Об авторе «Воспоминание о Пушкине», напечатанного в «Северной Пчеле» 1864 г. № 49 от 19 февраля (стр. 161), некоем Облачкине, мы не располагаем никакими сведениями.

Если, действительно, всё было так, как он рассказывает, то мы имеем в этом рассказе лишнее свидетельство о благожелательном отношении Пушкина к начинающим писателем.

* * *

Какие б чувства ни таились
Тогда во мне, теперь их нет,
Они прошли, иль изменились,
Мир вам, тревоги прошлых лет.
Онегин. А. Пушкин.

С 14 лет я стал писать стихи, и не шутя воображал себя поэтом. Благодаря такому очаровательному обольщению, я то и дело беспокоил известных литераторов и поэтов того времени наивными, детскими просьбами, чтоб они прочли мои стихи и решили: поэт я или нет.

════════════════════

Задание A –
Выпишите все строки стихотворного эпиграфа из отрывка о Пушкине, не включая подпись под ним.

Записи из источника данных:
════════════════════

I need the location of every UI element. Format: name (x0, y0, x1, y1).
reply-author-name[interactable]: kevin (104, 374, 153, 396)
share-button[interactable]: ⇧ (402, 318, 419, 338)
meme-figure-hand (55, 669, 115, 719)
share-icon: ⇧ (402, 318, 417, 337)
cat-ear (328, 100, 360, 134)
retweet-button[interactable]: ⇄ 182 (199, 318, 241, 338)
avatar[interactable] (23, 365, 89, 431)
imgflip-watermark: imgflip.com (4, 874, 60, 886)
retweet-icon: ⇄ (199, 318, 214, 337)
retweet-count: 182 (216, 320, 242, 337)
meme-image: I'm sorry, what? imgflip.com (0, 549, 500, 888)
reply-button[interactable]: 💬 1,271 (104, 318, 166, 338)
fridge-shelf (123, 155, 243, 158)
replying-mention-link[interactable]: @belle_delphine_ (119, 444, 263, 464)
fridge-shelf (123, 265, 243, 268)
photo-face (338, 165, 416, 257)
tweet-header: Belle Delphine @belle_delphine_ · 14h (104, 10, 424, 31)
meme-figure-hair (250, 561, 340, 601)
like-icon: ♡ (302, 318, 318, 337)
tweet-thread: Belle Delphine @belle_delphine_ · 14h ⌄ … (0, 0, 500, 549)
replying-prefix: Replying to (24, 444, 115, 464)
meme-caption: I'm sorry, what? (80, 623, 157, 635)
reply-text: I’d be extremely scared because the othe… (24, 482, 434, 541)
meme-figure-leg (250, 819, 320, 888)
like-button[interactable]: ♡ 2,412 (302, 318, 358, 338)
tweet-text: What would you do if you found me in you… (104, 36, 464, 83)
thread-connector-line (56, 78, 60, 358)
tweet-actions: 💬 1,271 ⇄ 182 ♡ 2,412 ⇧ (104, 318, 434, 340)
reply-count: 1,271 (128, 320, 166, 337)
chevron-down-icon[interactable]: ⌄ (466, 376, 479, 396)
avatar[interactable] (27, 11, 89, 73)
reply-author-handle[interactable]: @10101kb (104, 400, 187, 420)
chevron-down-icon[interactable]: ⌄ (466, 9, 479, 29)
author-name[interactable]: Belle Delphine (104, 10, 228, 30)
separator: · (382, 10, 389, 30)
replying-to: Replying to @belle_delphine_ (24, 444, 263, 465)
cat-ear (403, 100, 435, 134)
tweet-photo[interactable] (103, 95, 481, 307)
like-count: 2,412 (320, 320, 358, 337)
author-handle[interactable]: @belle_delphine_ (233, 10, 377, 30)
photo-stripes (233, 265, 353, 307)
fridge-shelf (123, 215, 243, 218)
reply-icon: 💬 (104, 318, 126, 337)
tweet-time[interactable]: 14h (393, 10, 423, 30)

════════════════════

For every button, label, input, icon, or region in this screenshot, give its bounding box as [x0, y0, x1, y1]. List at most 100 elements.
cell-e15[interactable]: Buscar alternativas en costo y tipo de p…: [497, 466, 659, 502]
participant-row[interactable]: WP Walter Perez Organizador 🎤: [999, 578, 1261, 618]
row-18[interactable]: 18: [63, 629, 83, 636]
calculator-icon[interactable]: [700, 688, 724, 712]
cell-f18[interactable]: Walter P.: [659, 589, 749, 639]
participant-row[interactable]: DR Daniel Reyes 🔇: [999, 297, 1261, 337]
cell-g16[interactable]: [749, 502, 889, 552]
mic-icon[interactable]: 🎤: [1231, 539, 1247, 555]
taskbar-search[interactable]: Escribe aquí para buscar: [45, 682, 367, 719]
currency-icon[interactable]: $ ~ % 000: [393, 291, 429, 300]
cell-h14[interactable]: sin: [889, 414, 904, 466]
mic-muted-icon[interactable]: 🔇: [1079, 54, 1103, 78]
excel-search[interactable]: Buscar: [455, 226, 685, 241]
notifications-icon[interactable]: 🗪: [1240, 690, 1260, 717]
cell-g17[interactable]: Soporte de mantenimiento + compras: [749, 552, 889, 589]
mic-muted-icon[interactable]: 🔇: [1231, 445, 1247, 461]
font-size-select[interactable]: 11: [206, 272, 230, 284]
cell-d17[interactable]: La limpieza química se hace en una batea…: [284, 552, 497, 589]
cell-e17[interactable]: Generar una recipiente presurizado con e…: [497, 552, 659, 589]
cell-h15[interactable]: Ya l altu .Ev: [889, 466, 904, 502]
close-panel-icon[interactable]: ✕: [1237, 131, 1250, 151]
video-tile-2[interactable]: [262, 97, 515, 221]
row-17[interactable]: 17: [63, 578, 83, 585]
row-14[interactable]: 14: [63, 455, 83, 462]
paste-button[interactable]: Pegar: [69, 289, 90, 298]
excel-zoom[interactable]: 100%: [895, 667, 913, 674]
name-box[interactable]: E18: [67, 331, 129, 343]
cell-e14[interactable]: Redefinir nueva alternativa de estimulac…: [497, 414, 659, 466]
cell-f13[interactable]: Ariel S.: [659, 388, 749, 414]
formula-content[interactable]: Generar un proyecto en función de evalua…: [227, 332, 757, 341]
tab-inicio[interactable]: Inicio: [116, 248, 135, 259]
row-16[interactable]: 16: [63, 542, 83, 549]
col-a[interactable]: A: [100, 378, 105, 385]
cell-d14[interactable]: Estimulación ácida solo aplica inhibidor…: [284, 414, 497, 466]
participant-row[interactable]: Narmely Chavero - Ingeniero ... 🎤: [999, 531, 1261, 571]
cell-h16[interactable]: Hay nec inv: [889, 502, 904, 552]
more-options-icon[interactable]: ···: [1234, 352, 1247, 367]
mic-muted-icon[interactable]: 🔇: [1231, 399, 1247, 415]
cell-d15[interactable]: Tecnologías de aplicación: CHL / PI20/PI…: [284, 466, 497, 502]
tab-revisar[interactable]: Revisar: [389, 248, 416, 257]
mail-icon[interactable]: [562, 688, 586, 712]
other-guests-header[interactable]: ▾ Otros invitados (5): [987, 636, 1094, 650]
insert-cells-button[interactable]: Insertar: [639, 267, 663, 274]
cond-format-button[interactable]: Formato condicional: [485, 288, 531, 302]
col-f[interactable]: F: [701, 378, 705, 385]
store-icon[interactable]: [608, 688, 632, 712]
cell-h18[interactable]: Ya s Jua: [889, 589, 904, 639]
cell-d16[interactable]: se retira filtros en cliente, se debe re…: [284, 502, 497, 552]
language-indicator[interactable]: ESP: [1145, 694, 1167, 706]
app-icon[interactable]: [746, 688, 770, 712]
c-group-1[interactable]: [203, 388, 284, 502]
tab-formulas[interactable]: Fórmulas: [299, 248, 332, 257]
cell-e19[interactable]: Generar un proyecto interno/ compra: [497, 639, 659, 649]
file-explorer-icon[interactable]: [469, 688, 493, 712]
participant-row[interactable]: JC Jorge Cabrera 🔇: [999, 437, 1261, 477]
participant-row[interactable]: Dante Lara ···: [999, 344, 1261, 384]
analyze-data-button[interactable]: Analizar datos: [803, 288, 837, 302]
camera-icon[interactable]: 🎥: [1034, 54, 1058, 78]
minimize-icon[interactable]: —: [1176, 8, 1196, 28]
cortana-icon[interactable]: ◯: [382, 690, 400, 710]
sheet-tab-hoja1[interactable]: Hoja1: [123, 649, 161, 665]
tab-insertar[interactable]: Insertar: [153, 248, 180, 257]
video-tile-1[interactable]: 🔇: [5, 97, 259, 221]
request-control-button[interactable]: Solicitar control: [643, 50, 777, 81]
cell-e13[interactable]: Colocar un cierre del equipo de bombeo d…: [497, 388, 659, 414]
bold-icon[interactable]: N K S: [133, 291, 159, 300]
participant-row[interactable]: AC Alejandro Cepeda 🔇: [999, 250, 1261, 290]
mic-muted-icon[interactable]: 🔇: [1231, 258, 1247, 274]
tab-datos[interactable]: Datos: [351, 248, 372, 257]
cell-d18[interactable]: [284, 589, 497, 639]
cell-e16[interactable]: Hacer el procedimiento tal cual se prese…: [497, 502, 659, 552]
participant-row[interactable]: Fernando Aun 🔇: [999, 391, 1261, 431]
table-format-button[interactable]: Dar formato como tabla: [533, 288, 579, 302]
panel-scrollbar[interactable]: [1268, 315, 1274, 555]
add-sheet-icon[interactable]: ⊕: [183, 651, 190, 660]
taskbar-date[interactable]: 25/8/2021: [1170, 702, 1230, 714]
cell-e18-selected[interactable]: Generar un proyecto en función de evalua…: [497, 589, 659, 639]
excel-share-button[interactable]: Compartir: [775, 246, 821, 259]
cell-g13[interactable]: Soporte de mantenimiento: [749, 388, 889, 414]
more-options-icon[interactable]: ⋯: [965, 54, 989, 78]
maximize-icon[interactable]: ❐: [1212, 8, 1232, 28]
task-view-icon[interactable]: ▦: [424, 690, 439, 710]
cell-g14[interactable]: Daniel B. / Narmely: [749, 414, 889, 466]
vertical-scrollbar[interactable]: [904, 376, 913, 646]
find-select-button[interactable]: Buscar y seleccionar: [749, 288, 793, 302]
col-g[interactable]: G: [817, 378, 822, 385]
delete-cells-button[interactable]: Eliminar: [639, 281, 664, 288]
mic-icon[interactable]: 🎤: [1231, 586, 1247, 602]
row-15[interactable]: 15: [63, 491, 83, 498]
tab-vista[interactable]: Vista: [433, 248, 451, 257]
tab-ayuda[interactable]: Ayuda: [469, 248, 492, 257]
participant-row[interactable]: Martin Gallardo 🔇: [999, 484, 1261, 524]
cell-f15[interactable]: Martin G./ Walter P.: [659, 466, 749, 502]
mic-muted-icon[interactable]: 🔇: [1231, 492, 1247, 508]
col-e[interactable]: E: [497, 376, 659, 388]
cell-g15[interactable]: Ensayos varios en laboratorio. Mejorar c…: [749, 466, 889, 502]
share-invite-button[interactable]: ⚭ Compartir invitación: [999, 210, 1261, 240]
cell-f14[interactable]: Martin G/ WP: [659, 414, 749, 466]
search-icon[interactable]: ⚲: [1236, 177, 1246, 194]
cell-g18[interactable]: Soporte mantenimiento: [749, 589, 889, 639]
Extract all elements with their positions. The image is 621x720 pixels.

════════════════════

Задание B –
Найдите в записях все строки, где встречается слово "Narmely", и перепишите каждую из них целиком.

Письменный ответ A –
Какие б чувства ни таились
Тогда во мне, теперь их нет,
Они прошли, иль изменились,
Мир вам, тревоги прошлых лет.

Письменный ответ B –
participant-row[interactable]: Narmely Chavero - Ingeniero ... 🎤: [999, 531, 1261, 571]
cell-g14[interactable]: Daniel B. / Narmely: [749, 414, 889, 466]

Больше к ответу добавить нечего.